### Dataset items
-- begin --

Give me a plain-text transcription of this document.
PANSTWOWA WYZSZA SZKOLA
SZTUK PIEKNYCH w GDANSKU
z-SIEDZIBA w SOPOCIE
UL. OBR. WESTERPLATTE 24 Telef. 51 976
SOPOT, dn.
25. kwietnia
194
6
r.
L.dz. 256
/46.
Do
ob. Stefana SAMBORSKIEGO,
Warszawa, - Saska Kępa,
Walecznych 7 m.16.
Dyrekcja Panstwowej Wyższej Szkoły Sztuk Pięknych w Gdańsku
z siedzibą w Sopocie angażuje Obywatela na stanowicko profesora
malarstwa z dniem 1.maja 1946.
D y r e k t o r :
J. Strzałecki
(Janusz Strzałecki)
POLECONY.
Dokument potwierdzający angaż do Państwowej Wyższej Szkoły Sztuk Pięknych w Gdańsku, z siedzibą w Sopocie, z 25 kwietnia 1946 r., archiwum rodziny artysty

-- end --

### What the task requires
Report how many lines of the entries hold the string "Wyższej". Provide the number alone.

### Completed task
2